Dans le monde compartimenté qui est le nôtre, peu de compositeurs de musiques de film peuvent se targuer de se sentir aussi bien dans un studio d'enregistrement hollywoodien que dans une salle de concert classique, voire une boîte de jazz.
John Williams est de ceux-là. Non seulement parce qu'il compose dans les deux univers, mais également parce qu'avec lui, les deux univers co-existent totalement. En effet, si ses musiques de film empruntent largement à Stravinsky, Richard Strauss, Tchaïkovsky ou encore Prokofiev, sa musique de concert se fait volontiers narrative ou descriptive.
Témoin ce merveilleux Soundings qui résonne ici une fois encore dans le Walt Disney Concert Hall qu'il avait inauguré. Cette pièce remarquable raconte ce foisonnement d'expériences sonores tandis que l'orchestre, dans sa diversité, prend possession de ce qui était alors, en 2003, son nouveau lieu d'expression.
On pourrait toujours discuter les œuvres choisies pour le présent hommage tant l'œuvre de John Williams est foisonnante, mais le fait est que la diversité est encore le maître-mot du programme : fanfare, musique contemporaine, concerto pour violon, jazz, musique chorale et musique symphonique. Par ailleurs, aucun temps mort dans cette sélection musicale rehaussée par quelques images-clés des films cités projetés sur grand écran au-dessus du Los Angeles Philharmonic.
Si Gustavo Dudamel semble un peu moins à l'aise avec la musique composée pour le film Catch me if you can, légèrement scolaire malgré les excellents musiciens de jazz invités, il impose pour le reste son style à cette musique et contredit les esprits chagrins qui ne voient qu'uniformité chez les musiciens d’orchestre américains. Le simple fait d'inviter John Williams à prendre lui-même la baguette pour la Marche impériale de Star Wars en bis nous fait mesurer l'écart d'interprétation entre les deux chefs.

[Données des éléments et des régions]
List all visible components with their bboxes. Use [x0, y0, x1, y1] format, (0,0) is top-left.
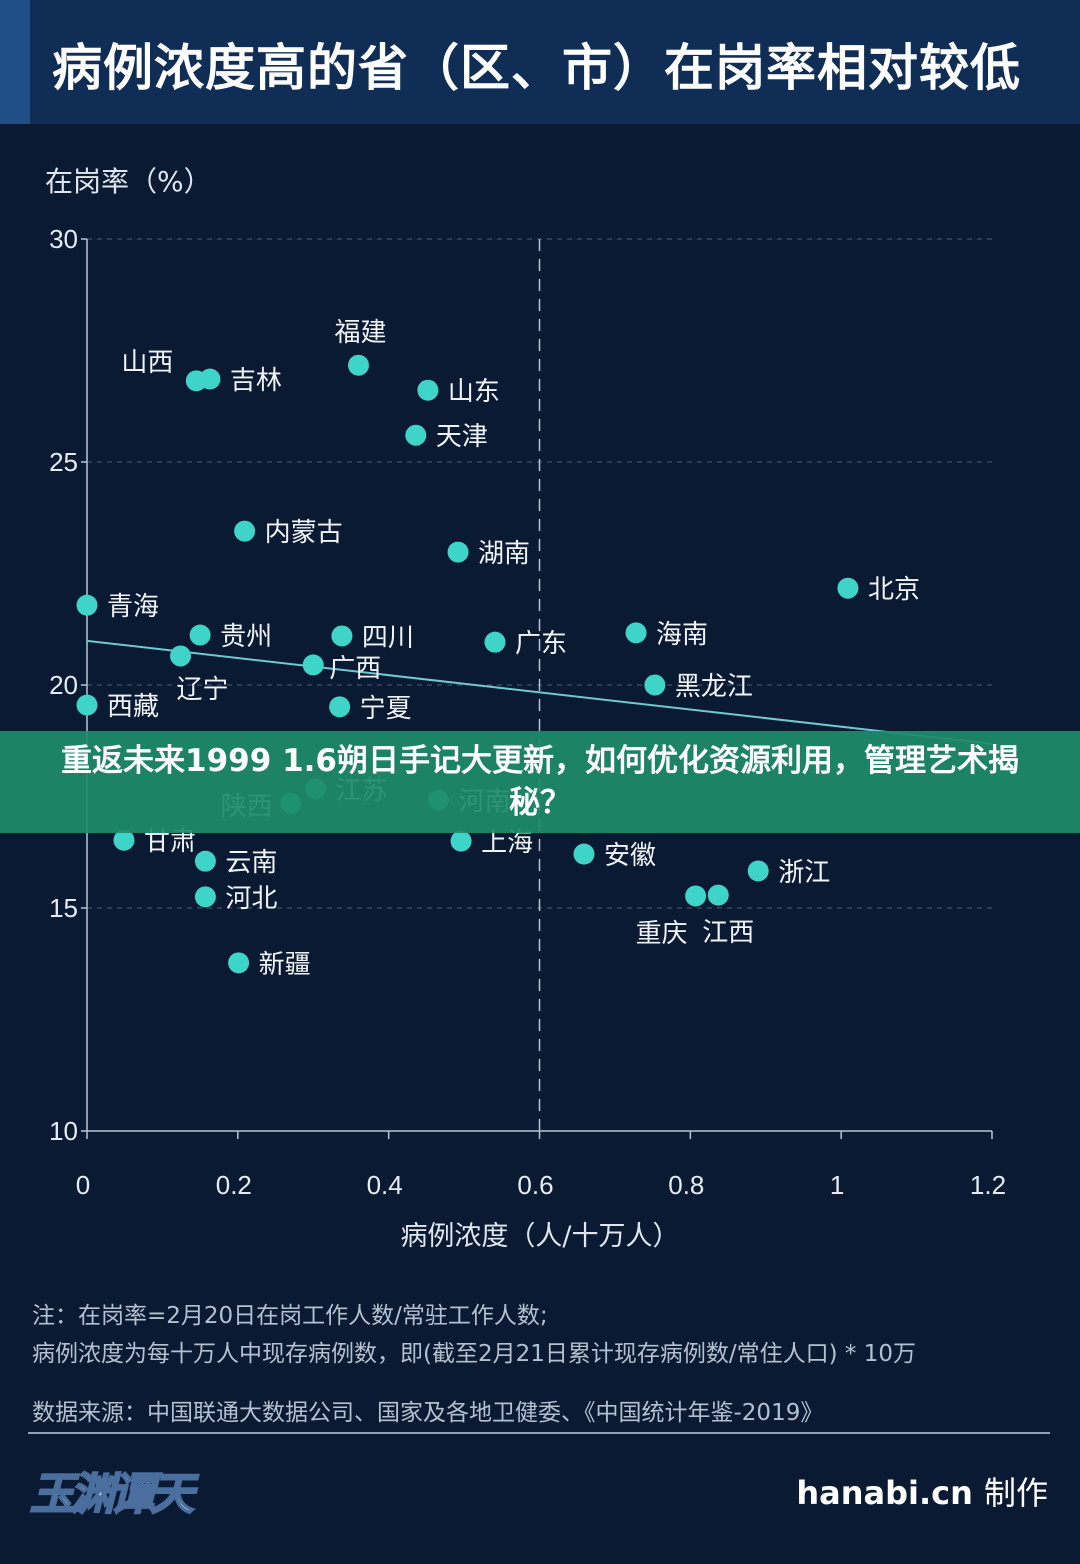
data-point: [76, 594, 98, 616]
point-label: 上海: [481, 828, 533, 858]
data-point: [76, 694, 98, 716]
point-label: 江西: [702, 918, 754, 948]
y-tick-label: 25: [49, 447, 78, 477]
x-tick-label: 1: [830, 1170, 844, 1200]
data-point: [331, 625, 353, 647]
point-label: 广西: [329, 654, 381, 684]
data-point: [625, 622, 647, 644]
point-label: 河北: [225, 884, 277, 914]
point-label: 青海: [107, 592, 159, 622]
point-label: 北京: [868, 575, 920, 605]
point-label: 黑龙江: [675, 672, 753, 702]
site-name: hanabi.cn: [796, 1474, 973, 1512]
point-label: 贵州: [220, 622, 272, 652]
point-label: 新疆: [259, 950, 311, 980]
note-line-2: 病例浓度为每十万人中现存病例数，即(截至2月21日累计现存病例数/常住人口) *…: [32, 1341, 916, 1367]
y-tick-label: 10: [49, 1116, 78, 1146]
trend-line: [86, 639, 993, 745]
data-point: [837, 577, 859, 599]
data-point: [573, 843, 595, 865]
y-tick-label: 30: [49, 224, 78, 254]
data-point: [747, 860, 769, 882]
data-point: [194, 850, 216, 872]
point-label: 安徽: [604, 841, 656, 871]
point-label: 海南: [656, 620, 708, 650]
data-point: [113, 829, 135, 851]
data-point: [405, 424, 427, 446]
point-label: 宁夏: [360, 694, 412, 724]
header-accent-stripe: [0, 0, 30, 124]
data-point: [417, 379, 439, 401]
point-label: 内蒙古: [265, 518, 343, 548]
data-point: [199, 368, 221, 390]
data-point: [348, 354, 369, 376]
data-point: [450, 830, 472, 852]
point-label: 重庆: [636, 919, 688, 949]
data-source: 数据来源：中国联通大数据公司、国家及各地卫健委、《中国统计年鉴-2019》: [32, 1400, 824, 1426]
x-tick-label: 1.2: [970, 1170, 1006, 1200]
point-label: 湖南: [478, 539, 530, 569]
point-label: 福建: [335, 318, 387, 348]
y-tick-label: 15: [49, 893, 78, 923]
data-point: [189, 624, 211, 646]
note-line-1: 注：在岗率=2月20日在岗工作人数/常驻工作人数;: [32, 1303, 548, 1329]
x-tick-label: 0.8: [668, 1170, 704, 1200]
point-label: 天津: [436, 422, 488, 452]
data-point: [484, 631, 506, 653]
data-point: [228, 952, 250, 974]
data-point: [329, 696, 351, 718]
point-label: 山东: [448, 377, 500, 407]
x-tick-label: 0.4: [367, 1170, 403, 1200]
x-tick-label: 0: [76, 1170, 90, 1200]
point-label: 吉林: [230, 366, 282, 396]
x-tick-label: 0.2: [216, 1170, 252, 1200]
data-point: [194, 886, 216, 908]
banner-text: 重返未来1999 1.6朔日手记大更新，如何优化资源利用，管理艺术揭秘？: [61, 743, 1019, 821]
made-label: 制作: [983, 1474, 1048, 1512]
x-tick-label: 0.6: [517, 1170, 553, 1200]
point-label: 四川: [362, 623, 414, 653]
data-point: [685, 885, 707, 907]
data-point: [302, 654, 324, 676]
data-point: [707, 884, 729, 906]
footer-divider: [28, 1432, 1050, 1434]
point-label: 西藏: [107, 692, 159, 722]
point-label: 广东: [515, 629, 567, 659]
point-label: 云南: [225, 848, 277, 878]
header: 病例浓度高的省（区、市）在岗率相对较低: [0, 0, 1080, 124]
logo: 玉渊谭天: [29, 1468, 195, 1521]
point-label: 浙江: [778, 858, 830, 888]
page-title: 病例浓度高的省（区、市）在岗率相对较低: [52, 39, 1021, 97]
point-label: 辽宁: [177, 675, 229, 705]
overlay-banner[interactable]: 重返未来1999 1.6朔日手记大更新，如何优化资源利用，管理艺术揭秘？: [0, 731, 1080, 833]
credit: hanabi.cn 制作: [796, 1468, 1048, 1514]
data-point: [234, 520, 256, 542]
x-axis-label: 病例浓度（人/十万人）: [400, 1221, 680, 1252]
y-tick-label: 20: [49, 670, 78, 700]
data-point: [170, 645, 192, 667]
data-point: [644, 674, 666, 696]
data-point: [447, 541, 469, 563]
y-axis-label: 在岗率（%）: [45, 165, 212, 198]
point-label: 山西: [121, 348, 173, 378]
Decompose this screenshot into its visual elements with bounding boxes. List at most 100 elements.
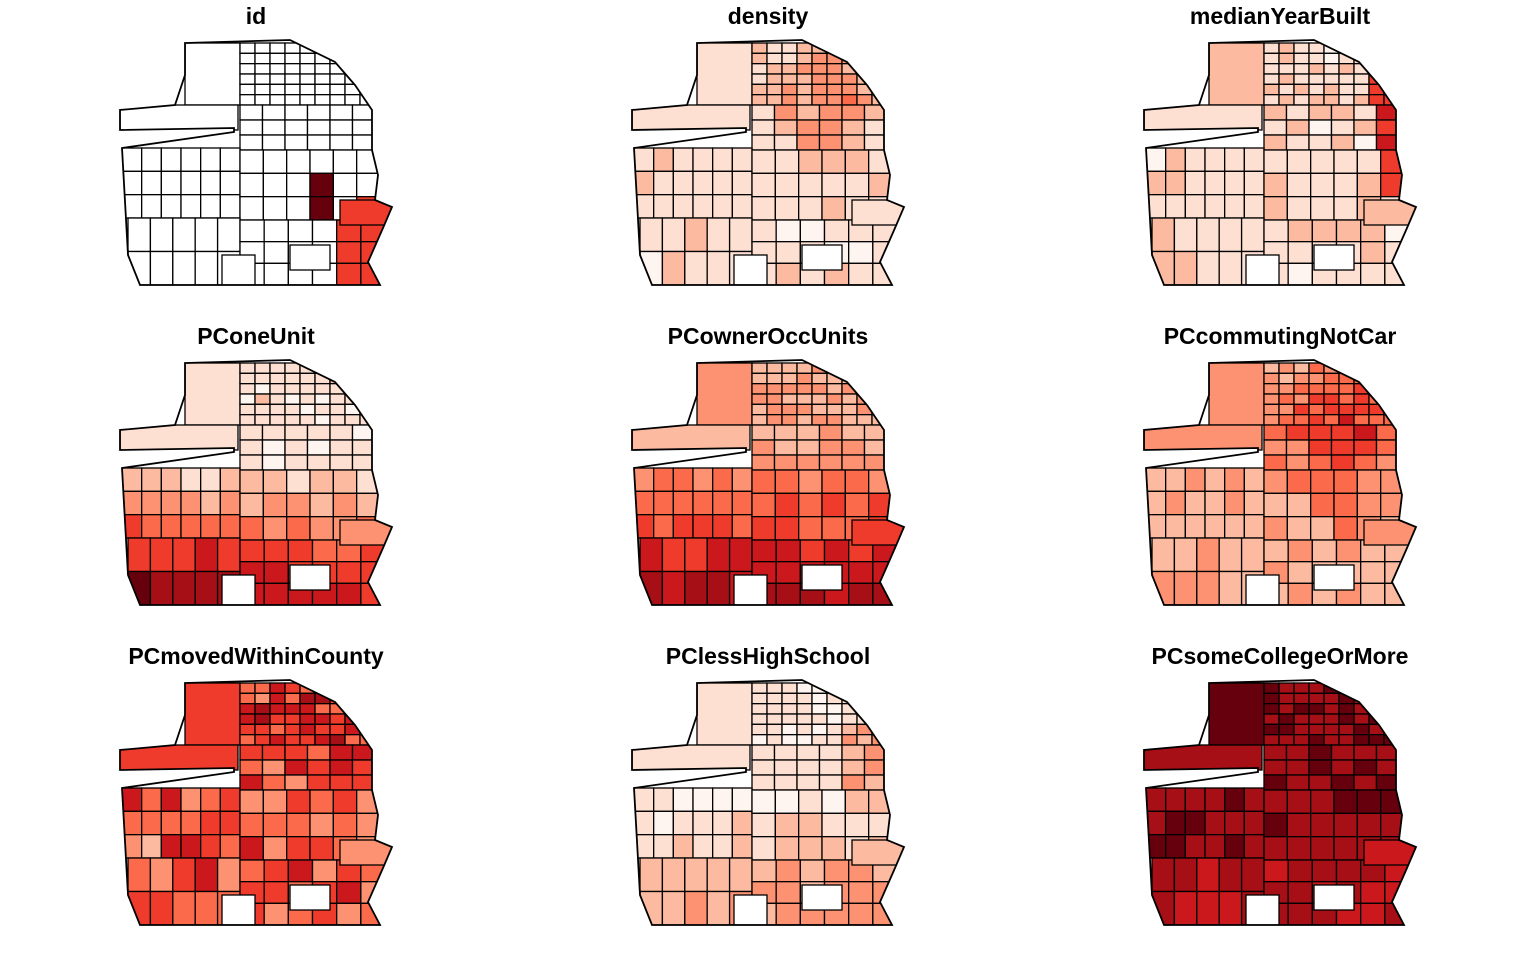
census-tract xyxy=(1308,713,1325,725)
census-tract xyxy=(1204,490,1226,516)
census-tract xyxy=(1293,403,1310,416)
census-tract xyxy=(798,812,823,838)
census-tract xyxy=(309,812,334,838)
census-tract xyxy=(1286,492,1312,518)
census-tract xyxy=(1173,890,1198,925)
census-tract xyxy=(263,262,289,285)
census-tract xyxy=(632,104,751,131)
census-tract xyxy=(751,172,776,198)
census-tract xyxy=(1263,516,1288,541)
map-panel-id: id xyxy=(0,0,512,320)
census-tract xyxy=(841,439,866,456)
census-tract xyxy=(841,83,858,96)
census-tract xyxy=(314,403,331,416)
census-tract xyxy=(796,424,821,441)
census-tract xyxy=(841,134,866,151)
census-tract xyxy=(284,104,309,121)
census-tract xyxy=(1285,759,1310,776)
census-tract xyxy=(633,467,655,492)
census-tract xyxy=(1293,63,1310,75)
census-tract xyxy=(773,454,798,471)
census-tract xyxy=(1330,439,1355,456)
census-tract xyxy=(344,63,361,75)
census-tract xyxy=(871,393,888,405)
census-tract xyxy=(1165,514,1186,539)
census-tract xyxy=(239,172,264,198)
census-tract xyxy=(180,834,202,859)
census-tract xyxy=(774,812,800,838)
census-tract xyxy=(1335,859,1362,883)
census-tract xyxy=(751,682,768,694)
census-tract xyxy=(314,83,331,96)
census-tract xyxy=(1308,83,1325,96)
census-tract xyxy=(751,149,776,174)
census-tract xyxy=(311,859,338,883)
census-tract xyxy=(180,514,202,539)
census-tract xyxy=(359,42,376,54)
census-tract xyxy=(1353,692,1370,705)
census-tract xyxy=(1263,219,1289,243)
census-tract xyxy=(818,104,843,121)
census-tract xyxy=(263,902,289,925)
census-tract xyxy=(284,134,309,151)
census-tract xyxy=(1278,403,1295,416)
census-tract xyxy=(286,812,311,838)
census-tract xyxy=(766,94,783,106)
census-tract xyxy=(239,42,256,54)
census-tract xyxy=(1353,83,1370,96)
census-tract xyxy=(1353,414,1370,426)
census-tract xyxy=(194,250,219,285)
census-tract xyxy=(781,403,798,416)
census-tract xyxy=(1224,787,1245,812)
census-tract xyxy=(121,147,143,172)
census-tract xyxy=(1308,63,1325,75)
city-outline xyxy=(119,359,394,606)
census-tract xyxy=(639,217,664,253)
census-tract xyxy=(1353,134,1378,151)
park-area xyxy=(289,884,331,911)
census-tract xyxy=(1323,393,1340,405)
census-tract xyxy=(200,787,221,812)
census-tract xyxy=(286,492,311,518)
census-tract xyxy=(844,172,870,198)
census-tract xyxy=(1308,73,1325,85)
census-tract xyxy=(1368,42,1385,54)
census-tract xyxy=(751,836,776,861)
census-tract xyxy=(269,83,286,96)
census-tract xyxy=(1263,403,1280,416)
census-tract xyxy=(344,362,361,374)
census-tract xyxy=(871,52,888,65)
census-tract xyxy=(1383,682,1400,694)
census-tract xyxy=(818,424,843,441)
census-tract xyxy=(284,372,301,385)
park-area xyxy=(1245,574,1280,605)
census-tract xyxy=(781,73,798,85)
census-tract xyxy=(314,362,331,374)
census-tract xyxy=(1338,362,1355,374)
census-tract xyxy=(1308,774,1333,791)
census-tract xyxy=(239,469,264,494)
census-tract xyxy=(311,539,338,563)
census-tract xyxy=(1184,490,1206,516)
census-tract xyxy=(180,467,202,492)
census-tract xyxy=(751,734,768,746)
census-tract xyxy=(184,362,241,426)
census-tract xyxy=(1333,492,1358,518)
census-tract xyxy=(1287,219,1313,243)
census-tract xyxy=(149,570,174,605)
census-tract xyxy=(306,744,331,761)
census-tract xyxy=(309,149,334,174)
census-tract xyxy=(706,537,731,573)
census-tract xyxy=(751,383,768,395)
park-area xyxy=(733,254,768,285)
census-tract xyxy=(160,490,182,516)
census-tract xyxy=(239,836,264,861)
census-tract xyxy=(1338,734,1355,746)
census-tract xyxy=(1173,857,1198,893)
census-tract xyxy=(172,217,196,253)
census-tract xyxy=(751,83,768,96)
census-tract xyxy=(336,561,362,584)
census-tract xyxy=(1323,734,1340,746)
census-tract xyxy=(826,723,843,736)
census-tract xyxy=(329,734,346,746)
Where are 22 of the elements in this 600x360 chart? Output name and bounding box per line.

# [Exercices]
1. Résumez en deux phrases le texte sur l'hommage à John Williams.
2. Poursuivez le texte sur l'hommage à John Williams après sa dernière phrase.

# [Réponses]
1. John Williams compte parmi les rares compositeurs de musiques de film aussi à l'aise dans un studio hollywoodien que dans une salle de concert, ses deux univers coexistant pleinement, comme en témoigne Soundings, de nouveau joué au Walt Disney Concert Hall que cette pièce avait inauguré en 2003. Le programme de l'hommage mise sur la diversité sans aucun temps mort, et Gustavo Dudamel, un peu scolaire dans Catch me if you can, y impose pour le reste son style, tandis que John Williams dirige lui-même la Marche impériale de Star Wars en bis.

2.
À John Williams l'exactitude, l'exigence de chaque pulsation, la précision et même la rigueur par endroits. À Gustavo Dudamel une forme de lyrisme principalement axé sur des cordes souples, mais extrêmement denses quitte à apporter parfois un rien de lourdeur. Le chef prend le temps d'écouter, de donner corps au son, tout en accordant sa confiance, en particulier aux cuivres, assez autonomes.
C'est ainsi qu'on trouvera The Throne Room, également tiré de Star Wars, moins héroïque qu'attendu, et surtout une Liste de Schindler un rien hédoniste à défaut de magique, sans que cette remarque soit pour autant dépréciative. Du reste, on appréciera le fait que le chef ne cherche pas à imiter ce que nous avons tous à l'oreille via les disques, ce qui constitue finalement le plus bel hommage : interpréter Williams au même titre que Mozart ou Stravinsky…
Au final, plus encore que Star Wars, mis en scène à grand renfort de Stormtroopers, on retiendra le chœur d'Amistad, qui constitue assurément le climax émotionnel de cette soirée, tant cette musique, belle dans sa simplicité, se trouve magnifiée par le chant poignant du Los Angeles Children's Chorus .
Un concert incontournable, à la croisée des chemins, dans une galaxie pas si éloignée que cela !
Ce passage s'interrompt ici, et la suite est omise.